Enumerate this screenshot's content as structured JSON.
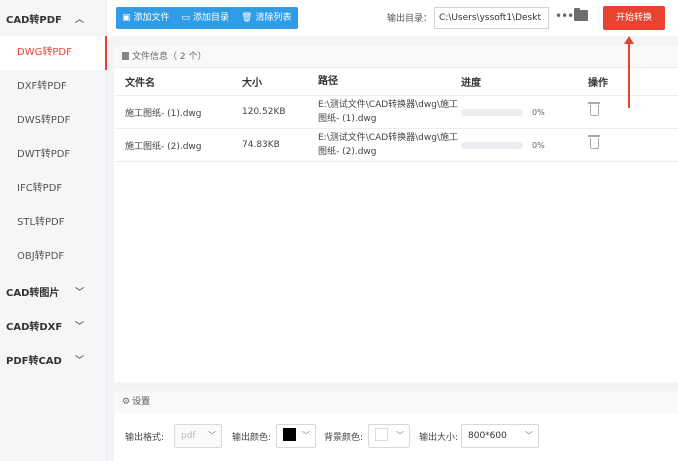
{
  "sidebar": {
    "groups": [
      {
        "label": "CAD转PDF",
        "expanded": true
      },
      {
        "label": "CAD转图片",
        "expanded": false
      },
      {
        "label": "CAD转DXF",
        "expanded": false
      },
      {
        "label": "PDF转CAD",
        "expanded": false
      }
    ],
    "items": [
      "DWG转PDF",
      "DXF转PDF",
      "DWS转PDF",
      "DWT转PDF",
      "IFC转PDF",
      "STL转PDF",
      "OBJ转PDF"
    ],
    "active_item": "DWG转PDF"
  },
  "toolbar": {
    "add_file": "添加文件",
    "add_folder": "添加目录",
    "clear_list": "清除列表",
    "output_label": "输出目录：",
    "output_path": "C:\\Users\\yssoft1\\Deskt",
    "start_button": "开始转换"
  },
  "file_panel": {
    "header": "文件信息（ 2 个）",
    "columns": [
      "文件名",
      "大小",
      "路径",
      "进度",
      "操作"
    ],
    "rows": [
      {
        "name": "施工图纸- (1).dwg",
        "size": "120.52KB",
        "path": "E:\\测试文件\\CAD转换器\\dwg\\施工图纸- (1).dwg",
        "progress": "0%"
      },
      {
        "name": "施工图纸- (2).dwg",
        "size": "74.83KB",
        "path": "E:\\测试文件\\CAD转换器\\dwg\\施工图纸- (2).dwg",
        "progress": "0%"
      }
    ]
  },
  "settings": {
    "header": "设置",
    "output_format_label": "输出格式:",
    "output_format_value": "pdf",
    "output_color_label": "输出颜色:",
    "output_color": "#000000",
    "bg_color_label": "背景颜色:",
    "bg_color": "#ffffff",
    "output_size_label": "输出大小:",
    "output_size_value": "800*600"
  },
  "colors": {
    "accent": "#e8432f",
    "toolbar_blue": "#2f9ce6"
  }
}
________
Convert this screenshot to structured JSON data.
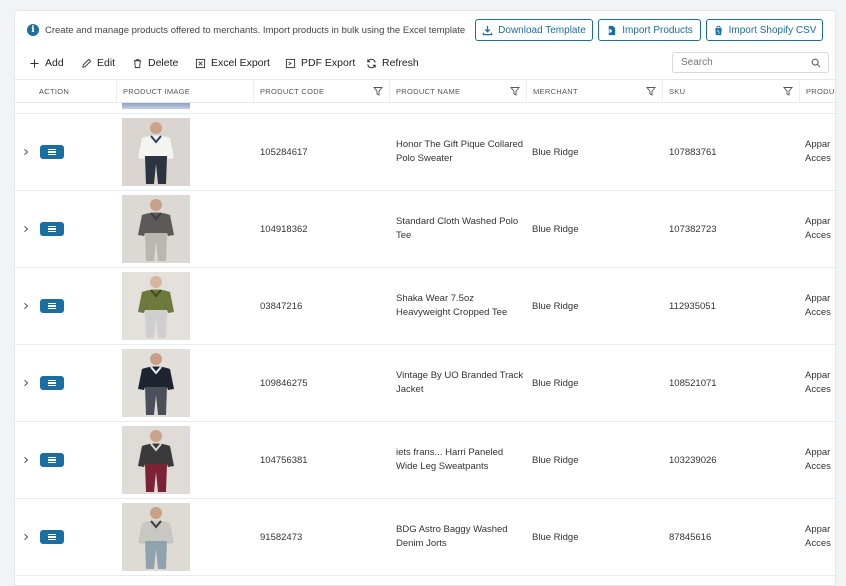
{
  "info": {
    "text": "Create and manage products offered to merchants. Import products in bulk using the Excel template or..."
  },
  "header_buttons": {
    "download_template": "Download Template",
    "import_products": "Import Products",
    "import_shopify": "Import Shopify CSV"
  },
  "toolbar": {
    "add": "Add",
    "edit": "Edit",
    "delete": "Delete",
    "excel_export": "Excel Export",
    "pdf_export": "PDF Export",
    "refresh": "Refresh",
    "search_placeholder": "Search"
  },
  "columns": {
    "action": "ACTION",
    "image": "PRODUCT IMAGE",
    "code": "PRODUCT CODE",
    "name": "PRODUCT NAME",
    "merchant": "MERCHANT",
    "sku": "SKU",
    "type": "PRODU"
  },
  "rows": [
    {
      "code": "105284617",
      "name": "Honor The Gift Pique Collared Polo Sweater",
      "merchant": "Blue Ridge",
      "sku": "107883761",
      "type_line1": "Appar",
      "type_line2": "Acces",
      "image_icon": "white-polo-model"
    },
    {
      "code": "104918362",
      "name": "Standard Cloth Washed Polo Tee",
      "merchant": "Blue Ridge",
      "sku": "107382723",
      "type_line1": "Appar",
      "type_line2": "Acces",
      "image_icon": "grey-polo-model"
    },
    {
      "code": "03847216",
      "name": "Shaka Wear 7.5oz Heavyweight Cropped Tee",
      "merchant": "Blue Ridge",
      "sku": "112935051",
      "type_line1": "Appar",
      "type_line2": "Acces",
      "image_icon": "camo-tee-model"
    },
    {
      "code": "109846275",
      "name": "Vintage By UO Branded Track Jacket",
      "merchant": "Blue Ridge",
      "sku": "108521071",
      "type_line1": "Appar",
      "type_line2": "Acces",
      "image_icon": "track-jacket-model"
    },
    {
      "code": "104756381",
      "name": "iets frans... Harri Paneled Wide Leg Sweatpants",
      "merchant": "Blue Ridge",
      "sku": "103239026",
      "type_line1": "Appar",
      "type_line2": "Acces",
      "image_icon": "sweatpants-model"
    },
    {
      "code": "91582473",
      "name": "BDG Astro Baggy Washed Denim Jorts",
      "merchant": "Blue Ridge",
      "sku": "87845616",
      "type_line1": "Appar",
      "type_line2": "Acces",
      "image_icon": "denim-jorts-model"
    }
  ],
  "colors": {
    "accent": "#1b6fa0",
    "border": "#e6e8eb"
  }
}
________
Short exercise |
Return every line of the preceding records in which the word "Washed" appears.

The completed task |
      "name": "Standard Cloth Washed Polo Tee",
      "name": "BDG Astro Baggy Washed Denim Jorts",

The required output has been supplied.